• _Request_:
Tell me how many lines hold "icon", please, using only the number.

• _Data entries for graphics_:
"""

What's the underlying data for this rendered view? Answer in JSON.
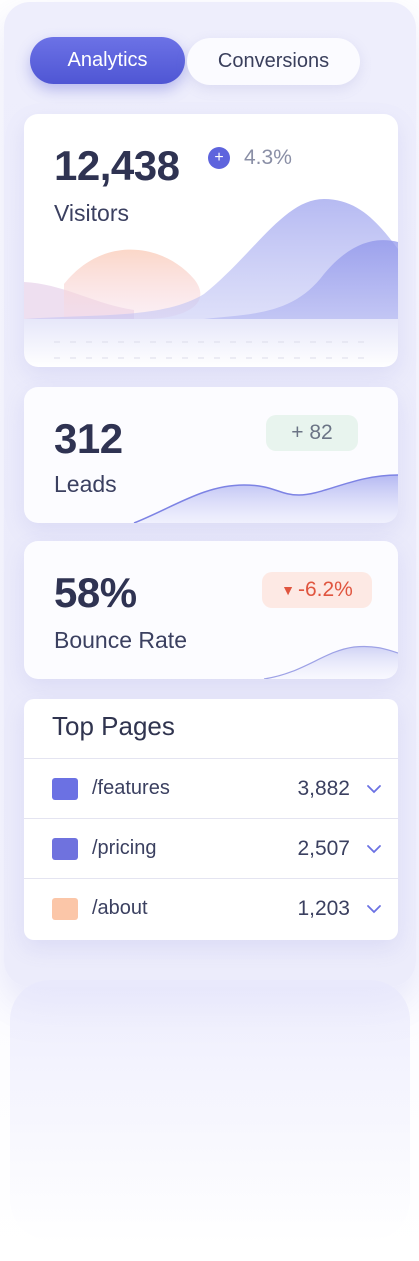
{
  "tabs": [
    {
      "label": "Analytics",
      "active": true
    },
    {
      "label": "Conversions",
      "active": false
    }
  ],
  "visitors": {
    "value": "12,438",
    "label": "Visitors",
    "change": "4.3%",
    "change_icon": "plus-circle-icon"
  },
  "leads": {
    "value": "312",
    "label": "Leads",
    "change": "+ 82"
  },
  "bounce": {
    "value": "58%",
    "label": "Bounce Rate",
    "change": "-6.2%",
    "change_icon": "triangle-down-icon"
  },
  "top_pages": {
    "title": "Top Pages",
    "rows": [
      {
        "label": "/features",
        "value": "3,882",
        "color": "#6b71e3"
      },
      {
        "label": "/pricing",
        "value": "2,507",
        "color": "#6f72de"
      },
      {
        "label": "/about",
        "value": "1,203",
        "color": "#fbc6a8"
      }
    ]
  },
  "colors": {
    "accent": "#5b61dc",
    "positive_bg": "#e8f4ee",
    "negative": "#e0553f"
  }
}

"""

• _Task solution_:
2